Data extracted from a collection
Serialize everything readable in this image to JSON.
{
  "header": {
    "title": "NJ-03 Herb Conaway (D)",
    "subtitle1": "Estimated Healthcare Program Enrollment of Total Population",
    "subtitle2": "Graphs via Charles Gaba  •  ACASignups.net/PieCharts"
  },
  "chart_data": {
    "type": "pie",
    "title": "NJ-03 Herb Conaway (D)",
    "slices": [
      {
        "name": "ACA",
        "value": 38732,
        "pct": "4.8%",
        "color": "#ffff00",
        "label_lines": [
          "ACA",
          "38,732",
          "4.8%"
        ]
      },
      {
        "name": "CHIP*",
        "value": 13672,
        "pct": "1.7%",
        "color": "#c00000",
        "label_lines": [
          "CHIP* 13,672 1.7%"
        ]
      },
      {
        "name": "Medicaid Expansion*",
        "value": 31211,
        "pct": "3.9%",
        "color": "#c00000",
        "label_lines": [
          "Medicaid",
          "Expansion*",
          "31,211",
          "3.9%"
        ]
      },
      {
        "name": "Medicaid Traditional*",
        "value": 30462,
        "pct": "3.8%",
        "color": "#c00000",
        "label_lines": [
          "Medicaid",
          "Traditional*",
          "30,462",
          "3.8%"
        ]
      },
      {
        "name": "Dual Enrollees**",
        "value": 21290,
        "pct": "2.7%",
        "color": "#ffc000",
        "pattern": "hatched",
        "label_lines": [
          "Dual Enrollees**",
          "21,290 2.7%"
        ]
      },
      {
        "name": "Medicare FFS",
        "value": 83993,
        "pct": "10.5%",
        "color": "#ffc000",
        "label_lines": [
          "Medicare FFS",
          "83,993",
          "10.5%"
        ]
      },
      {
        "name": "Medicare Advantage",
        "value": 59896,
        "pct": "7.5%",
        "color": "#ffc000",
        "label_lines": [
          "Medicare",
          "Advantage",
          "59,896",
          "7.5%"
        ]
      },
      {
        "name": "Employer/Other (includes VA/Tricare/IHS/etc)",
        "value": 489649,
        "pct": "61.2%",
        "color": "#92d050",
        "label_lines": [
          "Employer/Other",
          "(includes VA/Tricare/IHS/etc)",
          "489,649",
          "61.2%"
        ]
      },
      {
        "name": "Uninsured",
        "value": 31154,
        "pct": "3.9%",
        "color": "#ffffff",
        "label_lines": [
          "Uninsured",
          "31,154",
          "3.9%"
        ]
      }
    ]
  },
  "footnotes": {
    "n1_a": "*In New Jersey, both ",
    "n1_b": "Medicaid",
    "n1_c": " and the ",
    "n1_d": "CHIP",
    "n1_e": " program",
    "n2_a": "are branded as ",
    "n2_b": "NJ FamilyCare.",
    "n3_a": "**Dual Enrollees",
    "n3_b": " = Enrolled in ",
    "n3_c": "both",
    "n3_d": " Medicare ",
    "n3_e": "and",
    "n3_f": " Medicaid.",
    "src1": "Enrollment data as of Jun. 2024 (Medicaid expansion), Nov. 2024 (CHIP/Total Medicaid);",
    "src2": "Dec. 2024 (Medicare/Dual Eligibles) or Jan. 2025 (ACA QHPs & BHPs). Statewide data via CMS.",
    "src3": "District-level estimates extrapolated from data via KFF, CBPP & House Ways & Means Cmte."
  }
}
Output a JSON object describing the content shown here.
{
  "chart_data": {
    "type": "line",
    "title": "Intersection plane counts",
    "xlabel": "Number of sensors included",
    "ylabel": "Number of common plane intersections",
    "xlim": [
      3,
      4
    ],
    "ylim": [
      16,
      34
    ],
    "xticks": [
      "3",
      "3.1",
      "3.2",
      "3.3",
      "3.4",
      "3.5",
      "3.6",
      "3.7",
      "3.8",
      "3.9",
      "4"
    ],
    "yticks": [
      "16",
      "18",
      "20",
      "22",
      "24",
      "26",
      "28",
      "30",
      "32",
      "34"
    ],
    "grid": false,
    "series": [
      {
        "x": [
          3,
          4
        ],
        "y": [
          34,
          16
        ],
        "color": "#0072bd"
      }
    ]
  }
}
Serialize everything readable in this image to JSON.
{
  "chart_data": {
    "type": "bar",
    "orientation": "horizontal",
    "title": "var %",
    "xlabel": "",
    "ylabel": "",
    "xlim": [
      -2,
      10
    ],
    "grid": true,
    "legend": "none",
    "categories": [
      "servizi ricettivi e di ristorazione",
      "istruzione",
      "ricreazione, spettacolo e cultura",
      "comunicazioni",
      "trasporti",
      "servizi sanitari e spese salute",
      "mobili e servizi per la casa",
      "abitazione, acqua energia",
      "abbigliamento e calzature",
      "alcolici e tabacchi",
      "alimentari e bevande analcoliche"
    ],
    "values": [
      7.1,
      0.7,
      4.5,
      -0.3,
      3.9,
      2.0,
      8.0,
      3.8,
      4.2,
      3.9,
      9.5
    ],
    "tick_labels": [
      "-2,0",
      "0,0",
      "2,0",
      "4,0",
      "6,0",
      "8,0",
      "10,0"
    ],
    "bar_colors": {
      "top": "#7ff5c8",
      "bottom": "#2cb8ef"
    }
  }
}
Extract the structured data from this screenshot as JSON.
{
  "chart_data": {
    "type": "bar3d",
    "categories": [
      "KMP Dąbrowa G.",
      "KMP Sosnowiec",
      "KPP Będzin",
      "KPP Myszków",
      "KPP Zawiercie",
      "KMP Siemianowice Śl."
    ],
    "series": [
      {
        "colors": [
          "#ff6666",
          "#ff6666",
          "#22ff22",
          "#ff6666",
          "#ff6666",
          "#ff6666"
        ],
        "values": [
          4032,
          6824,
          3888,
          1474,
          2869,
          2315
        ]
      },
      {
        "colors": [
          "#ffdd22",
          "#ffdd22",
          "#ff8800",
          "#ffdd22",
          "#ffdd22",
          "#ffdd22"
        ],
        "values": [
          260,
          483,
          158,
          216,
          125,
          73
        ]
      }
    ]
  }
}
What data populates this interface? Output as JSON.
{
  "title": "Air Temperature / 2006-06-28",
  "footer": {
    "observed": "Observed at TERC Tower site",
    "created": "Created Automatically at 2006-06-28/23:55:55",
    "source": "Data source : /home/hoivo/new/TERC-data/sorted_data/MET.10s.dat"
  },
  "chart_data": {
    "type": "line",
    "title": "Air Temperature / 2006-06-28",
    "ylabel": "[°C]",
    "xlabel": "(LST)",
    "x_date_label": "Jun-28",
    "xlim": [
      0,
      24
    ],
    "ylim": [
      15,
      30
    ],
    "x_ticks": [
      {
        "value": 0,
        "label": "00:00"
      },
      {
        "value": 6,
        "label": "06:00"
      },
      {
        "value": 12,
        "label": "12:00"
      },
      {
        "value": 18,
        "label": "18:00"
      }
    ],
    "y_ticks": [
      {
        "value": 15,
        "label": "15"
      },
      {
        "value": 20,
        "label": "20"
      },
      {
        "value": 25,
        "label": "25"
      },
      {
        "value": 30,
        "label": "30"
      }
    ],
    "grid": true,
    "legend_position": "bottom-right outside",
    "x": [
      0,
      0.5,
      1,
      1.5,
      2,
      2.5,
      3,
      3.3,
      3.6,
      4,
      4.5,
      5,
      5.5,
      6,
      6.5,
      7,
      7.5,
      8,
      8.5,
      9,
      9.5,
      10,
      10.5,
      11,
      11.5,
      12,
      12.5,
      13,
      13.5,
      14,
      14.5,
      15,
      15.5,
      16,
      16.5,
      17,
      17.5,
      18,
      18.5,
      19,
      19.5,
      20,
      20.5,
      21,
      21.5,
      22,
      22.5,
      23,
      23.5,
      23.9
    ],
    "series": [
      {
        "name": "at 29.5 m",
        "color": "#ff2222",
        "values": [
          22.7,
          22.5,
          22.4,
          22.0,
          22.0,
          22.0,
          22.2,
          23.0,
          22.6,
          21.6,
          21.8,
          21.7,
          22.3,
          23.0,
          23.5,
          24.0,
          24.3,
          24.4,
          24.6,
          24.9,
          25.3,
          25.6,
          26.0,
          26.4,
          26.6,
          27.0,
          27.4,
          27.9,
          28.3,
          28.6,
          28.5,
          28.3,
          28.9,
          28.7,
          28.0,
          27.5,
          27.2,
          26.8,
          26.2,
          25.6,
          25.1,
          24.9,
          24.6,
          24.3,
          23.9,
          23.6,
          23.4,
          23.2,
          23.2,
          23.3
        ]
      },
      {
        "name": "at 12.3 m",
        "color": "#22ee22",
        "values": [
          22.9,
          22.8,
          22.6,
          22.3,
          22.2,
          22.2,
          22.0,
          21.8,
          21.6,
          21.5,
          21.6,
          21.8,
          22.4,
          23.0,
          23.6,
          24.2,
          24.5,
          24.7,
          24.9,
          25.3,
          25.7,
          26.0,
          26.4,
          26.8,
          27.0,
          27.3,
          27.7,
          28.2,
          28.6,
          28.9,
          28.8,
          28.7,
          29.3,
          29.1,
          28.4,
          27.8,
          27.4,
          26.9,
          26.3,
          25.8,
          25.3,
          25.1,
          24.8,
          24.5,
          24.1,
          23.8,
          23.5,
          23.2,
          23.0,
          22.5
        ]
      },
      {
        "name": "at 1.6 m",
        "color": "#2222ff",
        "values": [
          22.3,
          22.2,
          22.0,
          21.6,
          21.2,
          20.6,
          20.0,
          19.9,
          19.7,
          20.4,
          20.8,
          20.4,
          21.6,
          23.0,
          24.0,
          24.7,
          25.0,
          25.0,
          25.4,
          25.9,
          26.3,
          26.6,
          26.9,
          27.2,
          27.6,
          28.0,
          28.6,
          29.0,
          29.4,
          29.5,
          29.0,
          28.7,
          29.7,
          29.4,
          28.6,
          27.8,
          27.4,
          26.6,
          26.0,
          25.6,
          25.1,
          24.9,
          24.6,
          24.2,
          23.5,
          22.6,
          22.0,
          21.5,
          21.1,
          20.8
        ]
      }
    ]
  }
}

### Challenge
Copy each line of the listing that includes "Tricare".

### The completed task
        "name": "Employer/Other (includes VA/Tricare/IHS/etc)",
          "(includes VA/Tricare/IHS/etc)",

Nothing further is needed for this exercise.